[begin RECORDS FOR THE TASK]

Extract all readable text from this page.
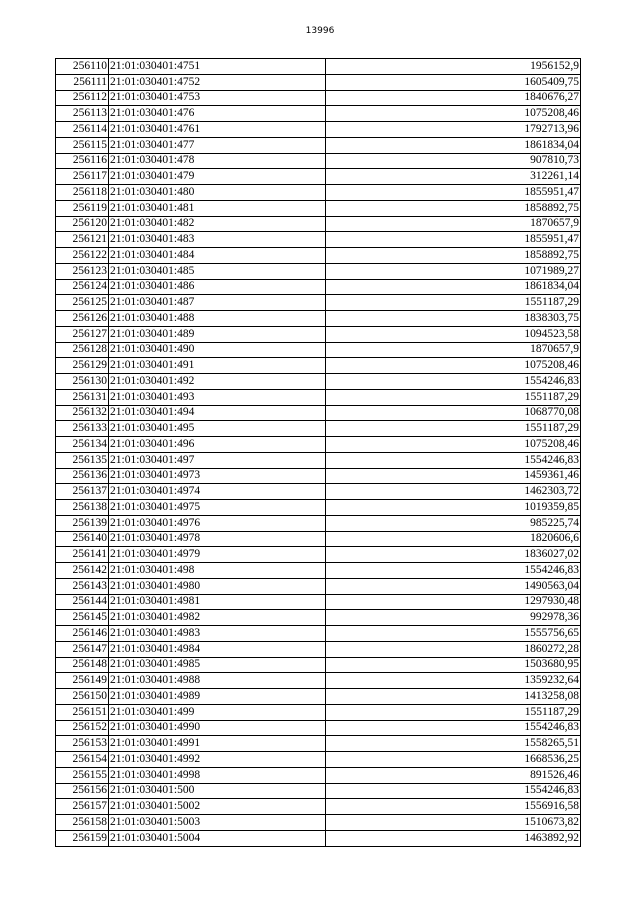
13996
256110	21:01:030401:4751	1956152,9
256111	21:01:030401:4752	1605409,75
256112	21:01:030401:4753	1840676,27
256113	21:01:030401:476	1075208,46
256114	21:01:030401:4761	1792713,96
256115	21:01:030401:477	1861834,04
256116	21:01:030401:478	907810,73
256117	21:01:030401:479	312261,14
256118	21:01:030401:480	1855951,47
256119	21:01:030401:481	1858892,75
256120	21:01:030401:482	1870657,9
256121	21:01:030401:483	1855951,47
256122	21:01:030401:484	1858892,75
256123	21:01:030401:485	1071989,27
256124	21:01:030401:486	1861834,04
256125	21:01:030401:487	1551187,29
256126	21:01:030401:488	1838303,75
256127	21:01:030401:489	1094523,58
256128	21:01:030401:490	1870657,9
256129	21:01:030401:491	1075208,46
256130	21:01:030401:492	1554246,83
256131	21:01:030401:493	1551187,29
256132	21:01:030401:494	1068770,08
256133	21:01:030401:495	1551187,29
256134	21:01:030401:496	1075208,46
256135	21:01:030401:497	1554246,83
256136	21:01:030401:4973	1459361,46
256137	21:01:030401:4974	1462303,72
256138	21:01:030401:4975	1019359,85
256139	21:01:030401:4976	985225,74
256140	21:01:030401:4978	1820606,6
256141	21:01:030401:4979	1836027,02
256142	21:01:030401:498	1554246,83
256143	21:01:030401:4980	1490563,04
256144	21:01:030401:4981	1297930,48
256145	21:01:030401:4982	992978,36
256146	21:01:030401:4983	1555756,65
256147	21:01:030401:4984	1860272,28
256148	21:01:030401:4985	1503680,95
256149	21:01:030401:4988	1359232,64
256150	21:01:030401:4989	1413258,08
256151	21:01:030401:499	1551187,29
256152	21:01:030401:4990	1554246,83
256153	21:01:030401:4991	1558265,51
256154	21:01:030401:4992	1668536,25
256155	21:01:030401:4998	891526,46
256156	21:01:030401:500	1554246,83
256157	21:01:030401:5002	1556916,58
256158	21:01:030401:5003	1510673,82
256159	21:01:030401:5004	1463892,92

[end RECORDS FOR THE TASK]

▶ EXERCISE GOAL
Repeat the material above word for word and skip every image in it.

▶ RESPONSE
Extract all readable text from this page.
13996
256110	21:01:030401:4751	1956152,9
256111	21:01:030401:4752	1605409,75
256112	21:01:030401:4753	1840676,27
256113	21:01:030401:476	1075208,46
256114	21:01:030401:4761	1792713,96
256115	21:01:030401:477	1861834,04
256116	21:01:030401:478	907810,73
256117	21:01:030401:479	312261,14
256118	21:01:030401:480	1855951,47
256119	21:01:030401:481	1858892,75
256120	21:01:030401:482	1870657,9
256121	21:01:030401:483	1855951,47
256122	21:01:030401:484	1858892,75
256123	21:01:030401:485	1071989,27
256124	21:01:030401:486	1861834,04
256125	21:01:030401:487	1551187,29
256126	21:01:030401:488	1838303,75
256127	21:01:030401:489	1094523,58
256128	21:01:030401:490	1870657,9
256129	21:01:030401:491	1075208,46
256130	21:01:030401:492	1554246,83
256131	21:01:030401:493	1551187,29
256132	21:01:030401:494	1068770,08
256133	21:01:030401:495	1551187,29
256134	21:01:030401:496	1075208,46
256135	21:01:030401:497	1554246,83
256136	21:01:030401:4973	1459361,46
256137	21:01:030401:4974	1462303,72
256138	21:01:030401:4975	1019359,85
256139	21:01:030401:4976	985225,74
256140	21:01:030401:4978	1820606,6
256141	21:01:030401:4979	1836027,02
256142	21:01:030401:498	1554246,83
256143	21:01:030401:4980	1490563,04
256144	21:01:030401:4981	1297930,48
256145	21:01:030401:4982	992978,36
256146	21:01:030401:4983	1555756,65
256147	21:01:030401:4984	1860272,28
256148	21:01:030401:4985	1503680,95
256149	21:01:030401:4988	1359232,64
256150	21:01:030401:4989	1413258,08
256151	21:01:030401:499	1551187,29
256152	21:01:030401:4990	1554246,83
256153	21:01:030401:4991	1558265,51
256154	21:01:030401:4992	1668536,25
256155	21:01:030401:4998	891526,46
256156	21:01:030401:500	1554246,83
256157	21:01:030401:5002	1556916,58
256158	21:01:030401:5003	1510673,82
256159	21:01:030401:5004	1463892,92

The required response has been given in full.